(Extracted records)

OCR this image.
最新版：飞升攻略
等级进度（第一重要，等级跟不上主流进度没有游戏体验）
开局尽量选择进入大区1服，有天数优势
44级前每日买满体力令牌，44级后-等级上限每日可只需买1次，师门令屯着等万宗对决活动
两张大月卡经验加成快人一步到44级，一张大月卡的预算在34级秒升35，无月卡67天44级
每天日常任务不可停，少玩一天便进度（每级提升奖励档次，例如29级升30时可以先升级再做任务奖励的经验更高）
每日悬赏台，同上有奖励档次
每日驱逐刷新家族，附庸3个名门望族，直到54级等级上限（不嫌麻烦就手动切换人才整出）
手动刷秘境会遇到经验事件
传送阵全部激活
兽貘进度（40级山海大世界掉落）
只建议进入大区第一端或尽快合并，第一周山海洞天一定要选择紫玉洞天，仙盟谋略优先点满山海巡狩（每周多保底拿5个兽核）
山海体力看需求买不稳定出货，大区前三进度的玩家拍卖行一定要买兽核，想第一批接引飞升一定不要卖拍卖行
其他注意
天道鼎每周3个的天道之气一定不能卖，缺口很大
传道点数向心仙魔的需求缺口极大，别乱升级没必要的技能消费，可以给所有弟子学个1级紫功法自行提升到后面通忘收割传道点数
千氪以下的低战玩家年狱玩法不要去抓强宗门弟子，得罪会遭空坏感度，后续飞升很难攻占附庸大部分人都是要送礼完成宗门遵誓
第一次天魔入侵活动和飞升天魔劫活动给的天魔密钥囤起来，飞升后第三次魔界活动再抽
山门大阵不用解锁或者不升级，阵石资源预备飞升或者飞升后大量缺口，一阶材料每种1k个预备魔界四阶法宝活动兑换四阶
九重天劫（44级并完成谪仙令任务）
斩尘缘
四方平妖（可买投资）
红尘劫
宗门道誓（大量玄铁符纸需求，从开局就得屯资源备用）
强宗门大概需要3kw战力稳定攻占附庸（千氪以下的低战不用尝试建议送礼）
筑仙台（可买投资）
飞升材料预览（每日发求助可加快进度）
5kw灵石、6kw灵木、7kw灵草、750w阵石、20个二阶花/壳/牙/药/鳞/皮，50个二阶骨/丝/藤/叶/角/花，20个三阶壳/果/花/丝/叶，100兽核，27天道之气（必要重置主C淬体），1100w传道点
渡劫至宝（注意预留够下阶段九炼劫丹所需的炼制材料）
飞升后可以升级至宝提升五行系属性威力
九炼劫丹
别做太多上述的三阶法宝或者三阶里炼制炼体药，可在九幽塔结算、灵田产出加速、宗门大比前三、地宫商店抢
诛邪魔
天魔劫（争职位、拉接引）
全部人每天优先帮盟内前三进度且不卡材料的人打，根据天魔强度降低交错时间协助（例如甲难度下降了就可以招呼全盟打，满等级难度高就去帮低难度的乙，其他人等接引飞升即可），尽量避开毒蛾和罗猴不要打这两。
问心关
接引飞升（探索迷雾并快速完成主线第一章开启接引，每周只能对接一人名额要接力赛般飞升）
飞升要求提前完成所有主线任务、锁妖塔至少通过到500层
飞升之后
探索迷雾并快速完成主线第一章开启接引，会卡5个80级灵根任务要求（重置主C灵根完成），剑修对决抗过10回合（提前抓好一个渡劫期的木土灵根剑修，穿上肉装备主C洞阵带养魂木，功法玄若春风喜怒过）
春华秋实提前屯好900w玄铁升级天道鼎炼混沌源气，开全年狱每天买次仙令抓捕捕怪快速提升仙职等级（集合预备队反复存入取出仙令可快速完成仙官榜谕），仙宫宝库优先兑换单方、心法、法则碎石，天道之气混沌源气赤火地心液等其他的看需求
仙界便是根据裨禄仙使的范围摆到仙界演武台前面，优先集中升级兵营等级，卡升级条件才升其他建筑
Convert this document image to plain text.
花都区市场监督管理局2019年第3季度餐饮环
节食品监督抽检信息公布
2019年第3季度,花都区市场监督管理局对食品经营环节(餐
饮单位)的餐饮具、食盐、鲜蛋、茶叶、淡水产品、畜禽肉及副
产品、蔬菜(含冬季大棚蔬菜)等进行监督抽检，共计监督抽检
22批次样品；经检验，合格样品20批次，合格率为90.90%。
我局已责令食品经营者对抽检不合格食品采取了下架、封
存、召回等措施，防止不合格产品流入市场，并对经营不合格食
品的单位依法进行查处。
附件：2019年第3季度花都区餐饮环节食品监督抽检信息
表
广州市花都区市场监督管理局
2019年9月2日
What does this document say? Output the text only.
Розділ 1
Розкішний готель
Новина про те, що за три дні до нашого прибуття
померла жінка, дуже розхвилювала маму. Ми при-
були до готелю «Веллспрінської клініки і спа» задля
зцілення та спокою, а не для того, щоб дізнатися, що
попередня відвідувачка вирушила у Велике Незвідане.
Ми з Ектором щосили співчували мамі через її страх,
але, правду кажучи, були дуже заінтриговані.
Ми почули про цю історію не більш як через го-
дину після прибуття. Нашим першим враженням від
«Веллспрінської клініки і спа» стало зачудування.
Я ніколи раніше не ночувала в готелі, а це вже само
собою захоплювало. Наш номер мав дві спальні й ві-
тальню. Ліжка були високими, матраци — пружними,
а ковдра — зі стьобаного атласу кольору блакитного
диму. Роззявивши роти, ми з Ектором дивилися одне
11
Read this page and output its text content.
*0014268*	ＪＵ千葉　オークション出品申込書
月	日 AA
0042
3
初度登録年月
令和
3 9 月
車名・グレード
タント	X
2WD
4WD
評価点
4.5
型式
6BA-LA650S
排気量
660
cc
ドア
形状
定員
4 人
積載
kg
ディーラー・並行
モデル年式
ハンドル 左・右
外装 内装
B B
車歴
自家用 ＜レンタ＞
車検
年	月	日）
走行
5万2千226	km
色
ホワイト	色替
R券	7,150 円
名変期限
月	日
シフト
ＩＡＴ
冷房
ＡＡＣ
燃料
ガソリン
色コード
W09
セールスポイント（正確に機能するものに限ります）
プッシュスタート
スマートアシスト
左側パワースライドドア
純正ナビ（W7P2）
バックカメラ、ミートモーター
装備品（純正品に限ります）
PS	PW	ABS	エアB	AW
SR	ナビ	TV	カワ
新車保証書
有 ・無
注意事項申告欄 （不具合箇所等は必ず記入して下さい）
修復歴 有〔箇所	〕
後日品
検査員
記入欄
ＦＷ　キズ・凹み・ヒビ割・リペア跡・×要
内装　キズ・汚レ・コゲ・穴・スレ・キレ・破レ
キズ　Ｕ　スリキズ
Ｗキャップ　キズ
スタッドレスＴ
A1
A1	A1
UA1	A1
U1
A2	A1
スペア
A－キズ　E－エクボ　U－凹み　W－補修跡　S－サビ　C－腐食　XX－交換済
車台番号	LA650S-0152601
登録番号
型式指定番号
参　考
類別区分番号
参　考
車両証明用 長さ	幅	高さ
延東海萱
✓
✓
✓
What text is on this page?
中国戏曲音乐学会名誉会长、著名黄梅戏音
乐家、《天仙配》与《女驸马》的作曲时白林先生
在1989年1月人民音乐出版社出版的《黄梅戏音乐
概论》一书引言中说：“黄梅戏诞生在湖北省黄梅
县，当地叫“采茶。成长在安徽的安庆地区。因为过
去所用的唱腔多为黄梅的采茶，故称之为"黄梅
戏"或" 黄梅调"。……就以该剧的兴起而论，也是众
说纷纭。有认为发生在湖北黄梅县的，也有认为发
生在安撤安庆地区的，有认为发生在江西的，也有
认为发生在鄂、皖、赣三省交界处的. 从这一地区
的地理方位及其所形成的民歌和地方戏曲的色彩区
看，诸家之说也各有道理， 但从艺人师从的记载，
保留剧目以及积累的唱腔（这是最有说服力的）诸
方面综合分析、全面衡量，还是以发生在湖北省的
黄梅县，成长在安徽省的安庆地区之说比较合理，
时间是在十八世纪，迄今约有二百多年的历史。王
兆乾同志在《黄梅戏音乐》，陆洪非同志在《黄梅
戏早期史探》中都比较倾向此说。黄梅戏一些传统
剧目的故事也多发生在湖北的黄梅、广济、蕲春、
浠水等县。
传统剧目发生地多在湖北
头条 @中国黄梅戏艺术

▶ **Exercise goal**
Output exactly the lines above, from the one holding "Read this page and output its text content." through the end of the data, including the first and last.

▶ **Written response**
Read this page and output its text content.
*0014268*	ＪＵ千葉　オークション出品申込書
月	日 AA
0042
3
初度登録年月
令和
3 9 月
車名・グレード
タント	X
2WD
4WD
評価点
4.5
型式
6BA-LA650S
排気量
660
cc
ドア
形状
定員
4 人
積載
kg
ディーラー・並行
モデル年式
ハンドル 左・右
外装 内装
B B
車歴
自家用 ＜レンタ＞
車検
年	月	日）
走行
5万2千226	km
色
ホワイト	色替
R券	7,150 円
名変期限
月	日
シフト
ＩＡＴ
冷房
ＡＡＣ
燃料
ガソリン
色コード
W09
セールスポイント（正確に機能するものに限ります）
プッシュスタート
スマートアシスト
左側パワースライドドア
純正ナビ（W7P2）
バックカメラ、ミートモーター
装備品（純正品に限ります）
PS	PW	ABS	エアB	AW
SR	ナビ	TV	カワ
新車保証書
有 ・無
注意事項申告欄 （不具合箇所等は必ず記入して下さい）
修復歴 有〔箇所	〕
後日品
検査員
記入欄
ＦＷ　キズ・凹み・ヒビ割・リペア跡・×要
内装　キズ・汚レ・コゲ・穴・スレ・キレ・破レ
キズ　Ｕ　スリキズ
Ｗキャップ　キズ
スタッドレスＴ
A1
A1	A1
UA1	A1
U1
A2	A1
スペア
A－キズ　E－エクボ　U－凹み　W－補修跡　S－サビ　C－腐食　XX－交換済
車台番号	LA650S-0152601
登録番号
型式指定番号
参　考
類別区分番号
参　考
車両証明用 長さ	幅	高さ
延東海萱
✓
✓
✓
What text is on this page?
中国戏曲音乐学会名誉会长、著名黄梅戏音
乐家、《天仙配》与《女驸马》的作曲时白林先生
在1989年1月人民音乐出版社出版的《黄梅戏音乐
概论》一书引言中说：“黄梅戏诞生在湖北省黄梅
县，当地叫“采茶。成长在安徽的安庆地区。因为过
去所用的唱腔多为黄梅的采茶，故称之为"黄梅
戏"或" 黄梅调"。……就以该剧的兴起而论，也是众
说纷纭。有认为发生在湖北黄梅县的，也有认为发
生在安撤安庆地区的，有认为发生在江西的，也有
认为发生在鄂、皖、赣三省交界处的. 从这一地区
的地理方位及其所形成的民歌和地方戏曲的色彩区
看，诸家之说也各有道理， 但从艺人师从的记载，
保留剧目以及积累的唱腔（这是最有说服力的）诸
方面综合分析、全面衡量，还是以发生在湖北省的
黄梅县，成长在安徽省的安庆地区之说比较合理，
时间是在十八世纪，迄今约有二百多年的历史。王
兆乾同志在《黄梅戏音乐》，陆洪非同志在《黄梅
戏早期史探》中都比较倾向此说。黄梅戏一些传统
剧目的故事也多发生在湖北的黄梅、广济、蕲春、
浠水等县。
传统剧目发生地多在湖北
头条 @中国黄梅戏艺术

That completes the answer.